▸ AUSGANGSTEXT:

________________________________________

Die Sozialraumanalyse ergründet, wer sich warum wo weiterbildet

Vom Computerlehrgang bis zum Töpferkurs ist im Programm von VHS und Familienbildungsstätten eigentlich für jeden was dabei. Aber nicht jeder geht hin. Die Frage, wer warum teilnimmt und wer es warum nicht tut, beschäftigt Bildungsforscher. Ihre These: Neben dem sozialen Status zählen auch die räumliche Nähe zur Weiterbildungseinrichtung und viele weitere Faktoren bis hin zur mentalen Zugehörigkeit zu einem Stadtviertel.

Weiterbildung umfasst im weitesten Sinne alles, was Industrie- und Handelskammer (IHK), Handwerkskammern und Betriebe, aber auch Volkshochschulen (VHS) und Familienbildungsstätten anbieten. Im Prinzip stehen solche Angebote zumindest Teilweise jedem offen. Dass jedoch nicht alle davon Gebrauch machen, ist lange bekannt. So nutzen nur 31 Prozent der Arbeiter Weiterbildungsangebote, aber 55 Prozent der Angestellten und 68 Prozent der Beamten. „Die Bereitschaft zur Teilnahme an Weiterbildung aber nur am beruflichen oder sozialen Status festmachen zu wollen, ist zu kurz gegriffen“, sagt PD Dr. Michael Schemmann. Er hat zusammen mit Prof. Dr. Jürgen Wittpoth vom Lehrstuhl für Erwachsenenbildung der Ruhr-Universität das Weiterbildungsverhalten der Bochumer Bevölkerung näher untersucht. Dazu hat er die Belegdaten der VHS und der Familienbildungsstätten Bochums mit einer Sozialraumanalyse der Stadt abgeglichen und analysiert. In der Sozialraumanalyse von Emanuel Hartkopf wurden zunächst die 30 Stadtviertel anhand von Daten wie Ausländeranteil, Sozialhilfequote

Mehr Gründe für Teilnahme als nur die soziale Lage


und Arbeitslosenanteil näher gekennzeichnet und „geclustert“. Somit konnte jedes Viertel einer von fünf Stufen zugeordnet werden, von „deutlich überdurchschnittlich“ wie die südlichen Stadtteile Stiepel, Linden und Weitmar-Mark bis „deutlich unterdurchschnittlich“ wie Gleisdreieck, Hamme und Kruppwerke in der Innenstadt sowie Querenburg (s. Abb. 2). Anhand der Belegdaten von VHS und Familienbildungsstätten, insgesamt 32 256 Adressen, konnten die Bildungsforscher dann die Teilnehmenden den Stadtteilen zuordnen. Es zeigte sich, dass die Erklärung „höherer Sozialstatus = mehr Teilnahme an Weiterbildung“ nicht ausreichend ist. So kamen zum Beispiel überdurchschnittlich viele VHS-Teilnehmer aus dem Gleisdreieck in der Innenstadt, einem Stadtviertel mit deutlich unterdurchschnittlichem Sozialstatus. Aus den „besten“ Vierteln Stiepel, Linden und Weitmar-Mark kamen hingegen sehr wenige VHS-Teilnehmer (s. Abb. 2). Aber auch aus „guten“ Vierteln wie Grumme und Wiemelhausen/Brenschede (leicht überdurchschnittlich) kamen recht viele Teilnehmer, ebenso wie aus Kornharpen/Voede-Abzweig (durchschnittlich). Kurz: Ein eindeutiger Zusammenhang zwischen sozialer Lage und VHS-Teilnahme lässt sich nicht feststellen.

________________________________________

(Einträge mit beschrifteten Bereichen)
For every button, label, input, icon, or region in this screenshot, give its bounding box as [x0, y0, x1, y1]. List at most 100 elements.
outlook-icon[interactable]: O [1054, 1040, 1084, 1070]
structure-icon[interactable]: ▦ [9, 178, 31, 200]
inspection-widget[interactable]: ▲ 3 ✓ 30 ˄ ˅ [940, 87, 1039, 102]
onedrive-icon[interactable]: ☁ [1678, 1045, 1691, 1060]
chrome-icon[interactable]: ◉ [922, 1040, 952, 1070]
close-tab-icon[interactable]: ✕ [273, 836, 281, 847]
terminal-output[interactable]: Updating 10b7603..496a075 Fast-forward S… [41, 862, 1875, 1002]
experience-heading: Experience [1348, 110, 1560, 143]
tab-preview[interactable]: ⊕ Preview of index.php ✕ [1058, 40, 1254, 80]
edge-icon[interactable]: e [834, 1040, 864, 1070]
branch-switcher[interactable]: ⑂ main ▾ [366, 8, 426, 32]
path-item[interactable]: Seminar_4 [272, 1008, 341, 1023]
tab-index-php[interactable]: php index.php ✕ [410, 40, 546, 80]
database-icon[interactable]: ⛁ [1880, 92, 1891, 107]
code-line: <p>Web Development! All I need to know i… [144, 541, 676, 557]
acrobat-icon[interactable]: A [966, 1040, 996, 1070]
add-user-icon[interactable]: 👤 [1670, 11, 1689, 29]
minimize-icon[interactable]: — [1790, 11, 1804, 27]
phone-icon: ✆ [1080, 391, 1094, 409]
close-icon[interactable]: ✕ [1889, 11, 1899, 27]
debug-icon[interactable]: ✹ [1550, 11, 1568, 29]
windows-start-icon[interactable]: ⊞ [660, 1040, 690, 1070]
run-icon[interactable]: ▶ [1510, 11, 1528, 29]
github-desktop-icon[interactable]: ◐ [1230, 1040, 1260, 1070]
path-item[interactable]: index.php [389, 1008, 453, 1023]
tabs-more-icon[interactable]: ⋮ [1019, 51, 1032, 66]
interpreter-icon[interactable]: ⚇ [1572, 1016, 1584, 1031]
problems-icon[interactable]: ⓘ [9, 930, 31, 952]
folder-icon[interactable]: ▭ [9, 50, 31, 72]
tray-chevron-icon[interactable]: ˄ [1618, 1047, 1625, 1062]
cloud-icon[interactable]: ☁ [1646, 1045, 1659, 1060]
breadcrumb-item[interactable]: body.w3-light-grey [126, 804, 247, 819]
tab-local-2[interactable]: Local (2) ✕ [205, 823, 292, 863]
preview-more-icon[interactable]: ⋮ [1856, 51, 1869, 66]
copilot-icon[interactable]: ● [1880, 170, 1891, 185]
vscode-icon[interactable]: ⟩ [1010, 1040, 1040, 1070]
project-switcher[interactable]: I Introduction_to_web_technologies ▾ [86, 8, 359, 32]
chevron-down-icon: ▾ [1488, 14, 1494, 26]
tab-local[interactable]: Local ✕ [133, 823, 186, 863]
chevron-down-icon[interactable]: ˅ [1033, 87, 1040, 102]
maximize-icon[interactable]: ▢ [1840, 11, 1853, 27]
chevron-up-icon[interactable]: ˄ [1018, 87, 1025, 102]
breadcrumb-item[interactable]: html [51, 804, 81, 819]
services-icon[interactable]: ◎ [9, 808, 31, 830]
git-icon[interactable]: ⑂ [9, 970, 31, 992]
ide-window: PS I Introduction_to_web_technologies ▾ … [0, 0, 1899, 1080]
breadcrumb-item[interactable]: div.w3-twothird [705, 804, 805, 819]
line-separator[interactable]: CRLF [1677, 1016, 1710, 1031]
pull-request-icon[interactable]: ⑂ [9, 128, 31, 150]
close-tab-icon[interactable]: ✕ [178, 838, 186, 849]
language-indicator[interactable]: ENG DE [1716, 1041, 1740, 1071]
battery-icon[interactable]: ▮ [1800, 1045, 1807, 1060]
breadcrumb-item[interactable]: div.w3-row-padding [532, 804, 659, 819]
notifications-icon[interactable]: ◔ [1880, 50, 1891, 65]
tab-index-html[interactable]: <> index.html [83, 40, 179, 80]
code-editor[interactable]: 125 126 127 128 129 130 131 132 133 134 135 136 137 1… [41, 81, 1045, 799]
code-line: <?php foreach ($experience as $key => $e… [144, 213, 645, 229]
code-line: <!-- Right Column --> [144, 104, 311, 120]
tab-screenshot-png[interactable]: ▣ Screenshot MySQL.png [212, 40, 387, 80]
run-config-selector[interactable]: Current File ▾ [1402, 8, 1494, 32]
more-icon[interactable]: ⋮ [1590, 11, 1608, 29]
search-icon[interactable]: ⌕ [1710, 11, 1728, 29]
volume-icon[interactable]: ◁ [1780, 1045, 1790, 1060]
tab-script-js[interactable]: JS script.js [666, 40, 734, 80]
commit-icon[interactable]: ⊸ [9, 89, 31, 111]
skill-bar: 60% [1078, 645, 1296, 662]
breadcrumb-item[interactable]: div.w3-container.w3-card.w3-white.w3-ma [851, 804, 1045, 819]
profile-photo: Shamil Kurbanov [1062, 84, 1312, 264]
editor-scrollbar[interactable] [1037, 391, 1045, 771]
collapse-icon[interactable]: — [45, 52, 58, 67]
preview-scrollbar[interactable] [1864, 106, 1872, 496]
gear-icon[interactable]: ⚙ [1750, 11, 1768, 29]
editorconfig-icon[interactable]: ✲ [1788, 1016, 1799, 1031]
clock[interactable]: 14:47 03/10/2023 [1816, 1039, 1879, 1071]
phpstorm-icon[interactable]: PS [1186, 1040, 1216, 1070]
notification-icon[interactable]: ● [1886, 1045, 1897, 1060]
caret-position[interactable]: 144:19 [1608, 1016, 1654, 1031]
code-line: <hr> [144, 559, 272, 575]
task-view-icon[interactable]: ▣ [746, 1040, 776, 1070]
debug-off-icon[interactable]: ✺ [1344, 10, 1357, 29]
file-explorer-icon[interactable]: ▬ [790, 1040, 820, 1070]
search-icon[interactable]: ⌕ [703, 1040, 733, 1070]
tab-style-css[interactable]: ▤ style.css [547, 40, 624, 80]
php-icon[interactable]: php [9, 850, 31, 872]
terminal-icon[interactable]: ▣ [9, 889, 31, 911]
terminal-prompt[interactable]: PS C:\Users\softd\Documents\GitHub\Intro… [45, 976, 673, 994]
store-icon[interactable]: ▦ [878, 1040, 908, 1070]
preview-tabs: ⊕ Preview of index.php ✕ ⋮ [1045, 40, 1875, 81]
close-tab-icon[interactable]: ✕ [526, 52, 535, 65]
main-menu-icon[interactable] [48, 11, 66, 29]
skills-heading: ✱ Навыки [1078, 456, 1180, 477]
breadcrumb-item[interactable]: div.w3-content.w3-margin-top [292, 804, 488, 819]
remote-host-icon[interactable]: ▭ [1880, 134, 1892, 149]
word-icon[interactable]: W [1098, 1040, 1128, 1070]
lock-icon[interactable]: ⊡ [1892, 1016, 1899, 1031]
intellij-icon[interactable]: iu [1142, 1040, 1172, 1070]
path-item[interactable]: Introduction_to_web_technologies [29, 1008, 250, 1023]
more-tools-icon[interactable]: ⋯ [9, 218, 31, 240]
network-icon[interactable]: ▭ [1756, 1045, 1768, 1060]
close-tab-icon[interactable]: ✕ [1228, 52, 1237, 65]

________________________________________

▸ AUFGABENSTELLUNG A:
Wie viele Adressen umfassten die Belegdaten von VHS und Familienbildungsstätten laut dem Ausgangstext insgesamt?
▸ AUFGABENSTELLUNG B:
Schreiben Sie den Abschnitt aus dem Ausgangstext ab, der bei den Worten „Vom Computerlehrgang bis“ beginnt, und enden Sie nach „zu einem Stadtviertel.“.
Die Auflistung wird zur Bearbeitung nicht gebraucht.

▸ ÜBUNGSERGEBNIS A:
Insgesamt 32 256 Adressen.

▸ ÜBUNGSERGEBNIS B:
Vom Computerlehrgang bis zum Töpferkurs ist im Programm von VHS und Familienbildungsstätten eigentlich für jeden was dabei. Aber nicht jeder geht hin. Die Frage, wer warum teilnimmt und wer es warum nicht tut, beschäftigt Bildungsforscher. Ihre These: Neben dem sozialen Status zählen auch die räumliche Nähe zur Weiterbildungseinrichtung und viele weitere Faktoren bis hin zur mentalen Zugehörigkeit zu einem Stadtviertel.